(Extracted data entries)

= = = = = = =

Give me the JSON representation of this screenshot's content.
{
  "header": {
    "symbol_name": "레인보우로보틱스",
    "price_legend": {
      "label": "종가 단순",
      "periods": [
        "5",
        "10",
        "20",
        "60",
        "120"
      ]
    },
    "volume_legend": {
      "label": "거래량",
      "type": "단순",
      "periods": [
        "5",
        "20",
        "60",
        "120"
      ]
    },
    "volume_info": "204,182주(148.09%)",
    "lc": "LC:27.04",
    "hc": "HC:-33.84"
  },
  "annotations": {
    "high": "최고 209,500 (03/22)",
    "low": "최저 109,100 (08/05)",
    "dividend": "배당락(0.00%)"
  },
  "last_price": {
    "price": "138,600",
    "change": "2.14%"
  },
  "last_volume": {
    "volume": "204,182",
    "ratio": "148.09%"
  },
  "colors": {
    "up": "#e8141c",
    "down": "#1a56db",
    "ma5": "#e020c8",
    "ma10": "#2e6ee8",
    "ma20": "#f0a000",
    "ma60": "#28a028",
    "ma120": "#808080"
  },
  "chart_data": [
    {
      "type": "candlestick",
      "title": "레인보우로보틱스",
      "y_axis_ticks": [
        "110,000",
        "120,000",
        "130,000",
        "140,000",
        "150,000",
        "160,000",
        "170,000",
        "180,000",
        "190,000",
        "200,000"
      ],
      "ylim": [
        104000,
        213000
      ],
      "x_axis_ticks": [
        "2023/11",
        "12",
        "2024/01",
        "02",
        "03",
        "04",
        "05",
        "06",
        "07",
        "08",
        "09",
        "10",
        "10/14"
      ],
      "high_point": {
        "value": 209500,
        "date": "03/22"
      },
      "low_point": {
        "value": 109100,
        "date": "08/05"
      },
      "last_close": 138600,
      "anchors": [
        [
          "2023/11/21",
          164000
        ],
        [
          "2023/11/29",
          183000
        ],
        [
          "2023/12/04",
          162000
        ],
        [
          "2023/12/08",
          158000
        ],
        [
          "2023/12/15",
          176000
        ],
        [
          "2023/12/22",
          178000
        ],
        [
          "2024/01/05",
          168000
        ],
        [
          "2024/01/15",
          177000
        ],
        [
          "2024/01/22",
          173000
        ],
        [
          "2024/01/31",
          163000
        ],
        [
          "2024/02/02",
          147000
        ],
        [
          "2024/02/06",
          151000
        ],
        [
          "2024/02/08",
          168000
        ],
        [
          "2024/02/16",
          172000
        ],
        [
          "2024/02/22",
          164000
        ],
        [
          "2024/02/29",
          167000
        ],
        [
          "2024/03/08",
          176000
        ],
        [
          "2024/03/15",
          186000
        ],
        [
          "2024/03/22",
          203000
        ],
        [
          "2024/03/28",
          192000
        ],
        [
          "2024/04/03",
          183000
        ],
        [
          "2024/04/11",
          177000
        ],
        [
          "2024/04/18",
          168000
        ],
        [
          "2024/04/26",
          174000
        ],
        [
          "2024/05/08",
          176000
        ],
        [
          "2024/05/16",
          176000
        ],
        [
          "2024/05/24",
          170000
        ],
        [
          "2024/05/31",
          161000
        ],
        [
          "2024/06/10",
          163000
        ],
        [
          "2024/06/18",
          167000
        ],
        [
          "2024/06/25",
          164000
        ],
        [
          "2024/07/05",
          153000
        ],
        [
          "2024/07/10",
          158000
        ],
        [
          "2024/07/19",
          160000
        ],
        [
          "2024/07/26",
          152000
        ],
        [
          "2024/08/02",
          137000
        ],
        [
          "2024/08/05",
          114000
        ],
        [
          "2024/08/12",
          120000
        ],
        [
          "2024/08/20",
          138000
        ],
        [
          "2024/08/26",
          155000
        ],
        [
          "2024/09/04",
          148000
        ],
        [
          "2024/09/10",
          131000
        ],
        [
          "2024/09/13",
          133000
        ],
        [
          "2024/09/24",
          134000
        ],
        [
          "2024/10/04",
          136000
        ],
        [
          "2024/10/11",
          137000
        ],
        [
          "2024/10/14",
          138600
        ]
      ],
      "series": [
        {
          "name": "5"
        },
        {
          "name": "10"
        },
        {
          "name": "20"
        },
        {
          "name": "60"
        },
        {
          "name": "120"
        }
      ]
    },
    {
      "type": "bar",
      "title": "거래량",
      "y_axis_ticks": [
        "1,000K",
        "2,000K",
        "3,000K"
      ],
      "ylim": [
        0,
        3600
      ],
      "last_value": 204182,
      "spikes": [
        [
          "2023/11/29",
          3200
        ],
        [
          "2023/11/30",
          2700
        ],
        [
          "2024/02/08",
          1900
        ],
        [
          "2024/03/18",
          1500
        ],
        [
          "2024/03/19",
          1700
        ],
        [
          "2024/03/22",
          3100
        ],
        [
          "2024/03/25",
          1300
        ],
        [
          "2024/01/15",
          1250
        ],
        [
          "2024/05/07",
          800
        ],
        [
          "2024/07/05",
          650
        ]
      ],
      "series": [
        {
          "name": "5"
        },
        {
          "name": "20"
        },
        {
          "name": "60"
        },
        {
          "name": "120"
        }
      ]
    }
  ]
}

= = = = = = =

Required task: Write out all records exactly, keeping every detail.

The reply:
Give me the JSON representation of this screenshot's content.
{
  "header": {
    "symbol_name": "레인보우로보틱스",
    "price_legend": {
      "label": "종가 단순",
      "periods": [
        "5",
        "10",
        "20",
        "60",
        "120"
      ]
    },
    "volume_legend": {
      "label": "거래량",
      "type": "단순",
      "periods": [
        "5",
        "20",
        "60",
        "120"
      ]
    },
    "volume_info": "204,182주(148.09%)",
    "lc": "LC:27.04",
    "hc": "HC:-33.84"
  },
  "annotations": {
    "high": "최고 209,500 (03/22)",
    "low": "최저 109,100 (08/05)",
    "dividend": "배당락(0.00%)"
  },
  "last_price": {
    "price": "138,600",
    "change": "2.14%"
  },
  "last_volume": {
    "volume": "204,182",
    "ratio": "148.09%"
  },
  "colors": {
    "up": "#e8141c",
    "down": "#1a56db",
    "ma5": "#e020c8",
    "ma10": "#2e6ee8",
    "ma20": "#f0a000",
    "ma60": "#28a028",
    "ma120": "#808080"
  },
  "chart_data": [
    {
      "type": "candlestick",
      "title": "레인보우로보틱스",
      "y_axis_ticks": [
        "110,000",
        "120,000",
        "130,000",
        "140,000",
        "150,000",
        "160,000",
        "170,000",
        "180,000",
        "190,000",
        "200,000"
      ],
      "ylim": [
        104000,
        213000
      ],
      "x_axis_ticks": [
        "2023/11",
        "12",
        "2024/01",
        "02",
        "03",
        "04",
        "05",
        "06",
        "07",
        "08",
        "09",
        "10",
        "10/14"
      ],
      "high_point": {
        "value": 209500,
        "date": "03/22"
      },
      "low_point": {
        "value": 109100,
        "date": "08/05"
      },
      "last_close": 138600,
      "anchors": [
        [
          "2023/11/21",
          164000
        ],
        [
          "2023/11/29",
          183000
        ],
        [
          "2023/12/04",
          162000
        ],
        [
          "2023/12/08",
          158000
        ],
        [
          "2023/12/15",
          176000
        ],
        [
          "2023/12/22",
          178000
        ],
        [
          "2024/01/05",
          168000
        ],
        [
          "2024/01/15",
          177000
        ],
        [
          "2024/01/22",
          173000
        ],
        [
          "2024/01/31",
          163000
        ],
        [
          "2024/02/02",
          147000
        ],
        [
          "2024/02/06",
          151000
        ],
        [
          "2024/02/08",
          168000
        ],
        [
          "2024/02/16",
          172000
        ],
        [
          "2024/02/22",
          164000
        ],
        [
          "2024/02/29",
          167000
        ],
        [
          "2024/03/08",
          176000
        ],
        [
          "2024/03/15",
          186000
        ],
        [
          "2024/03/22",
          203000
        ],
        [
          "2024/03/28",
          192000
        ],
        [
          "2024/04/03",
          183000
        ],
        [
          "2024/04/11",
          177000
        ],
        [
          "2024/04/18",
          168000
        ],
        [
          "2024/04/26",
          174000
        ],
        [
          "2024/05/08",
          176000
        ],
        [
          "2024/05/16",
          176000
        ],
        [
          "2024/05/24",
          170000
        ],
        [
          "2024/05/31",
          161000
        ],
        [
          "2024/06/10",
          163000
        ],
        [
          "2024/06/18",
          167000
        ],
        [
          "2024/06/25",
          164000
        ],
        [
          "2024/07/05",
          153000
        ],
        [
          "2024/07/10",
          158000
        ],
        [
          "2024/07/19",
          160000
        ],
        [
          "2024/07/26",
          152000
        ],
        [
          "2024/08/02",
          137000
        ],
        [
          "2024/08/05",
          114000
        ],
        [
          "2024/08/12",
          120000
        ],
        [
          "2024/08/20",
          138000
        ],
        [
          "2024/08/26",
          155000
        ],
        [
          "2024/09/04",
          148000
        ],
        [
          "2024/09/10",
          131000
        ],
        [
          "2024/09/13",
          133000
        ],
        [
          "2024/09/24",
          134000
        ],
        [
          "2024/10/04",
          136000
        ],
        [
          "2024/10/11",
          137000
        ],
        [
          "2024/10/14",
          138600
        ]
      ],
      "series": [
        {
          "name": "5"
        },
        {
          "name": "10"
        },
        {
          "name": "20"
        },
        {
          "name": "60"
        },
        {
          "name": "120"
        }
      ]
    },
    {
      "type": "bar",
      "title": "거래량",
      "y_axis_ticks": [
        "1,000K",
        "2,000K",
        "3,000K"
      ],
      "ylim": [
        0,
        3600
      ],
      "last_value": 204182,
      "spikes": [
        [
          "2023/11/29",
          3200
        ],
        [
          "2023/11/30",
          2700
        ],
        [
          "2024/02/08",
          1900
        ],
        [
          "2024/03/18",
          1500
        ],
        [
          "2024/03/19",
          1700
        ],
        [
          "2024/03/22",
          3100
        ],
        [
          "2024/03/25",
          1300
        ],
        [
          "2024/01/15",
          1250
        ],
        [
          "2024/05/07",
          800
        ],
        [
          "2024/07/05",
          650
        ]
      ],
      "series": [
        {
          "name": "5"
        },
        {
          "name": "20"
        },
        {
          "name": "60"
        },
        {
          "name": "120"
        }
      ]
    }
  ]
}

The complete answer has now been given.